== EXERCISE REQUIREMENTS ==
Leave every picture out and write out the records below exactly.

== EXTRACTED RECORDS ==
__________

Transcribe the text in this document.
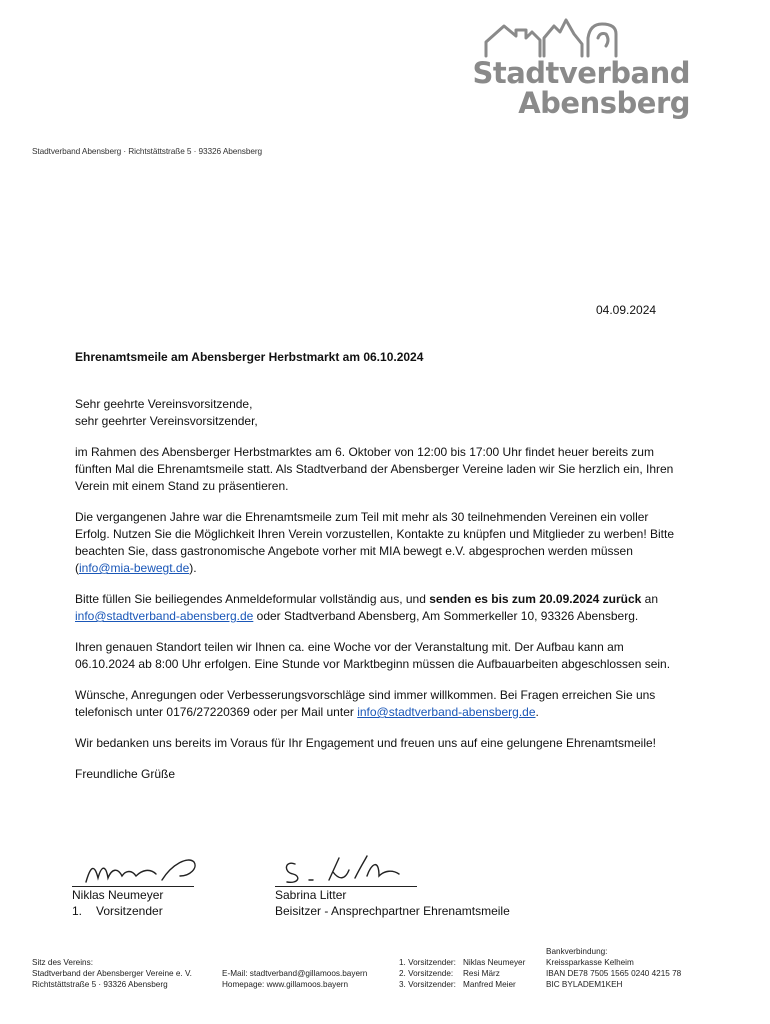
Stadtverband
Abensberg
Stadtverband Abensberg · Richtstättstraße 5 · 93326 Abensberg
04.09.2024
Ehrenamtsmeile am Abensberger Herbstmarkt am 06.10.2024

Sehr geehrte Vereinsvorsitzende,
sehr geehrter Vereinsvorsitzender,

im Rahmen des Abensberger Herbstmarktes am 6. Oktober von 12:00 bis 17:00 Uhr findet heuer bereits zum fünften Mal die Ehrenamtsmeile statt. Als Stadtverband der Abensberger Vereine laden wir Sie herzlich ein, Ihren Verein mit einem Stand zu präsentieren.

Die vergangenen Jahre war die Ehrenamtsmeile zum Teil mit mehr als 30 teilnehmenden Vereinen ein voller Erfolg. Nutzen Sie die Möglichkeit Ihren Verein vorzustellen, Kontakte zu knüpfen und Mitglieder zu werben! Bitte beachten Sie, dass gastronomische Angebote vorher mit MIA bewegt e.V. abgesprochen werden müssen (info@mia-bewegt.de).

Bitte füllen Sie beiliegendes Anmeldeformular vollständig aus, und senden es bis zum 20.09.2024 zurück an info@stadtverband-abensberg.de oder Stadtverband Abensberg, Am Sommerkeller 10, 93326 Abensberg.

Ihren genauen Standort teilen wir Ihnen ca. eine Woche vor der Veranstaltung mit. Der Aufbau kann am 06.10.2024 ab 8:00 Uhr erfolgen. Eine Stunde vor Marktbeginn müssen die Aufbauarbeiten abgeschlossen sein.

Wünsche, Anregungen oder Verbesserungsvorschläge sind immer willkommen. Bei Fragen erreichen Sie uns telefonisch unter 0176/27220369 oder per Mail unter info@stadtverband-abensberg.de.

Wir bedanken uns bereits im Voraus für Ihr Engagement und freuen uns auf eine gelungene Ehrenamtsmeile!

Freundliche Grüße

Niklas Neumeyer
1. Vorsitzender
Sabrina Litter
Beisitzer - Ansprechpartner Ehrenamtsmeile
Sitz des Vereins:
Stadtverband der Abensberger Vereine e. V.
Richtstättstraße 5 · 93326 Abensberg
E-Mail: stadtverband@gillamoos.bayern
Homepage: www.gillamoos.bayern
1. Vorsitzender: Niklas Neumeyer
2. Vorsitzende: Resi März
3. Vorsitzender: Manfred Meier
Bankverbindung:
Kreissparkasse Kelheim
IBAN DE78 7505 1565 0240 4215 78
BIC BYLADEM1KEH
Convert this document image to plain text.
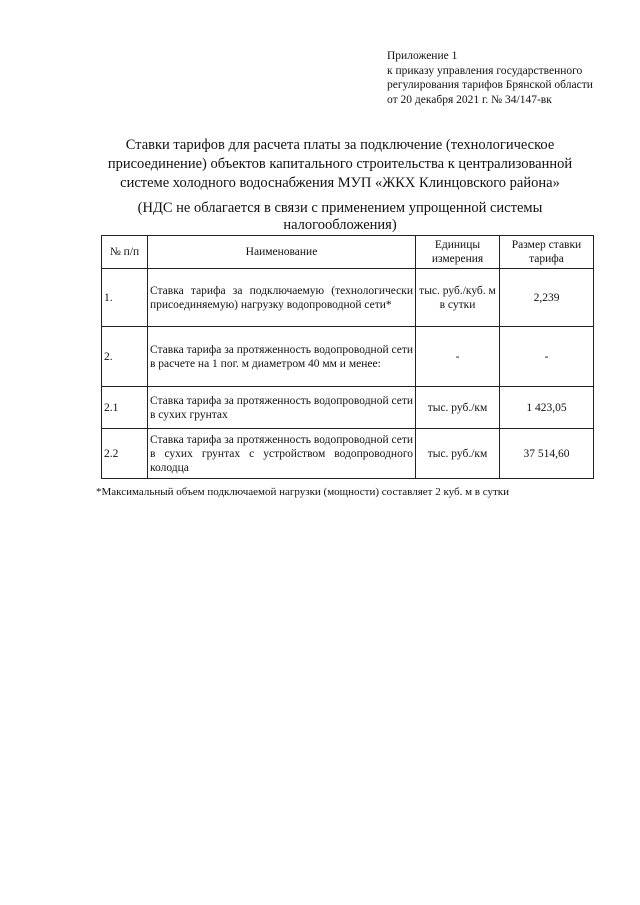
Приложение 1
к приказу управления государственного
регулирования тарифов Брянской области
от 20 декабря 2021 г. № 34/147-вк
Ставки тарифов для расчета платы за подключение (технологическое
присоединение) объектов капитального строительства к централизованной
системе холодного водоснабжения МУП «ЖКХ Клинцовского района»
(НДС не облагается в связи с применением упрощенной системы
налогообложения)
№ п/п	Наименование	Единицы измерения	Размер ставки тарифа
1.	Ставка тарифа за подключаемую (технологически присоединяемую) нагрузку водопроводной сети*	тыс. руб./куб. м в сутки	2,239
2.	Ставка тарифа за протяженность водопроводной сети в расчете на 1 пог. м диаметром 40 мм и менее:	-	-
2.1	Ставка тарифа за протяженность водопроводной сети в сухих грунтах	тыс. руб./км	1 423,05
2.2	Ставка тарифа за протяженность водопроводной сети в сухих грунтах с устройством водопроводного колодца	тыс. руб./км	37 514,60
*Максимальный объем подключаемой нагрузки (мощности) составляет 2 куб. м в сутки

__________

== ANSWER BELOW ==
Transcribe the text in this document.
Stadtverband
Abensberg
Stadtverband Abensberg · Richtstättstraße 5 · 93326 Abensberg
04.09.2024
Ehrenamtsmeile am Abensberger Herbstmarkt am 06.10.2024

Sehr geehrte Vereinsvorsitzende,
sehr geehrter Vereinsvorsitzender,

im Rahmen des Abensberger Herbstmarktes am 6. Oktober von 12:00 bis 17:00 Uhr findet heuer bereits zum fünften Mal die Ehrenamtsmeile statt. Als Stadtverband der Abensberger Vereine laden wir Sie herzlich ein, Ihren Verein mit einem Stand zu präsentieren.

Die vergangenen Jahre war die Ehrenamtsmeile zum Teil mit mehr als 30 teilnehmenden Vereinen ein voller Erfolg. Nutzen Sie die Möglichkeit Ihren Verein vorzustellen, Kontakte zu knüpfen und Mitglieder zu werben! Bitte beachten Sie, dass gastronomische Angebote vorher mit MIA bewegt e.V. abgesprochen werden müssen (info@mia-bewegt.de).

Bitte füllen Sie beiliegendes Anmeldeformular vollständig aus, und senden es bis zum 20.09.2024 zurück an info@stadtverband-abensberg.de oder Stadtverband Abensberg, Am Sommerkeller 10, 93326 Abensberg.

Ihren genauen Standort teilen wir Ihnen ca. eine Woche vor der Veranstaltung mit. Der Aufbau kann am 06.10.2024 ab 8:00 Uhr erfolgen. Eine Stunde vor Marktbeginn müssen die Aufbauarbeiten abgeschlossen sein.

Wünsche, Anregungen oder Verbesserungsvorschläge sind immer willkommen. Bei Fragen erreichen Sie uns telefonisch unter 0176/27220369 oder per Mail unter info@stadtverband-abensberg.de.

Wir bedanken uns bereits im Voraus für Ihr Engagement und freuen uns auf eine gelungene Ehrenamtsmeile!

Freundliche Grüße

Niklas Neumeyer
1. Vorsitzender
Sabrina Litter
Beisitzer - Ansprechpartner Ehrenamtsmeile
Sitz des Vereins:
Stadtverband der Abensberger Vereine e. V.
Richtstättstraße 5 · 93326 Abensberg
E-Mail: stadtverband@gillamoos.bayern
Homepage: www.gillamoos.bayern
1. Vorsitzender: Niklas Neumeyer
2. Vorsitzende: Resi März
3. Vorsitzender: Manfred Meier
Bankverbindung:
Kreissparkasse Kelheim
IBAN DE78 7505 1565 0240 4215 78
BIC BYLADEM1KEH
Convert this document image to plain text.
Приложение 1
к приказу управления государственного
регулирования тарифов Брянской области
от 20 декабря 2021 г. № 34/147-вк
Ставки тарифов для расчета платы за подключение (технологическое
присоединение) объектов капитального строительства к централизованной
системе холодного водоснабжения МУП «ЖКХ Клинцовского района»
(НДС не облагается в связи с применением упрощенной системы
налогообложения)
№ п/п	Наименование	Единицы измерения	Размер ставки тарифа
1.	Ставка тарифа за подключаемую (технологически присоединяемую) нагрузку водопроводной сети*	тыс. руб./куб. м в сутки	2,239
2.	Ставка тарифа за протяженность водопроводной сети в расчете на 1 пог. м диаметром 40 мм и менее:	-	-
2.1	Ставка тарифа за протяженность водопроводной сети в сухих грунтах	тыс. руб./км	1 423,05
2.2	Ставка тарифа за протяженность водопроводной сети в сухих грунтах с устройством водопроводного колодца	тыс. руб./км	37 514,60
*Максимальный объем подключаемой нагрузки (мощности) составляет 2 куб. м в сутки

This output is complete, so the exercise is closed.